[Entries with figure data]
start
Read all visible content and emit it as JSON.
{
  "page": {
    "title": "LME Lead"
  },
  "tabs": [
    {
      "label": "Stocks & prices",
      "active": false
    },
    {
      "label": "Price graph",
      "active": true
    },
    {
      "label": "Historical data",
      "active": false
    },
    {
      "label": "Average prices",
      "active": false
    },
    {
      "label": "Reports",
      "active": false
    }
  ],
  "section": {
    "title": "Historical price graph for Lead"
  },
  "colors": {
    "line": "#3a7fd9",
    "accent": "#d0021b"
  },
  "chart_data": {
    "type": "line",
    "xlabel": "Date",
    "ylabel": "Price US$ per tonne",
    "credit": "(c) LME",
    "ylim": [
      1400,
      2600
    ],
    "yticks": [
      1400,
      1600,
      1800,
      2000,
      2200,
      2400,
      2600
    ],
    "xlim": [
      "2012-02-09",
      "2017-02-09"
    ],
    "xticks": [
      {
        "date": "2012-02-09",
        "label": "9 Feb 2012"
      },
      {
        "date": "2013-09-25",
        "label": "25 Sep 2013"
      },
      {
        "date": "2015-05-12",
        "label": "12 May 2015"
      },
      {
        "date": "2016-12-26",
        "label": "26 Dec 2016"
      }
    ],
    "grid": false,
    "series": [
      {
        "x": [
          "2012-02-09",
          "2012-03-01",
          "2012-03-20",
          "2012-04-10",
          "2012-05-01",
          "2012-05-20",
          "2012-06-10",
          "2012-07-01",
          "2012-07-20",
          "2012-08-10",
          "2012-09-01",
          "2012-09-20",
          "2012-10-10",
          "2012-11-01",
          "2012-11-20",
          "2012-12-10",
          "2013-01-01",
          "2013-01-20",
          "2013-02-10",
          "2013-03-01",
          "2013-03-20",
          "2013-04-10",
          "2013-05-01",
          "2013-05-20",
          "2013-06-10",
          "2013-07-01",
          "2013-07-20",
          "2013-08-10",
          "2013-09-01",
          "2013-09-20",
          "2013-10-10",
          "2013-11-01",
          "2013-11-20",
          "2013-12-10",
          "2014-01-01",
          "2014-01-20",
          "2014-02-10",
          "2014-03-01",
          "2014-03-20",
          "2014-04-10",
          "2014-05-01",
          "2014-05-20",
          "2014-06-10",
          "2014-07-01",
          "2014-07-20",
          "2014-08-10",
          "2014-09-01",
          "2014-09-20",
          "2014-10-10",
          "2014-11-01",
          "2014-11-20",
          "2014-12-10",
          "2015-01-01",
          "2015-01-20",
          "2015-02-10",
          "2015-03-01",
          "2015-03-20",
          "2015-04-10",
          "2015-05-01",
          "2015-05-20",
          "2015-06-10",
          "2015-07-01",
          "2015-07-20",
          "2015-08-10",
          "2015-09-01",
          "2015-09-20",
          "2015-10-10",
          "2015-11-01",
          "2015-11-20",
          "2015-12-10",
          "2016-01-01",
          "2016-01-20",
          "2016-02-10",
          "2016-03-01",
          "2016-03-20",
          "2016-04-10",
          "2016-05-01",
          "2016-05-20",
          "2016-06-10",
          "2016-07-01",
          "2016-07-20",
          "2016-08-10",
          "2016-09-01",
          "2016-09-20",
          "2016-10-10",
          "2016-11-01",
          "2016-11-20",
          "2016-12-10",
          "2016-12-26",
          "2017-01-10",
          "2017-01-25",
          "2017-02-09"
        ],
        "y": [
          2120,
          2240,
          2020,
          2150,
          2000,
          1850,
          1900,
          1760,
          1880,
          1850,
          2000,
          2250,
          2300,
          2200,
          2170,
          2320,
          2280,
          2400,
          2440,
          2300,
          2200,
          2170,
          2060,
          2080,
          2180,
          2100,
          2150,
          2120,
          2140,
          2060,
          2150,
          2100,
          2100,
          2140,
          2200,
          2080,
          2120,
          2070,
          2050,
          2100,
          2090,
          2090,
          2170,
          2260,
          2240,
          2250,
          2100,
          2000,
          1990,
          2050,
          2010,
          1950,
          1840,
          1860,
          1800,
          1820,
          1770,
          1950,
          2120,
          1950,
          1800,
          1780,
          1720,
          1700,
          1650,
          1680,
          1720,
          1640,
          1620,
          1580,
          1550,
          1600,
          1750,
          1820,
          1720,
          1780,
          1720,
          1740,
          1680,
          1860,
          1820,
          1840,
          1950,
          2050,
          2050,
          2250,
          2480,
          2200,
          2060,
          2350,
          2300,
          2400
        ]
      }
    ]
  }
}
end
Aim of the task
Give the number of lines containing the word "Historical". No other answer is needed.

Exercise result
2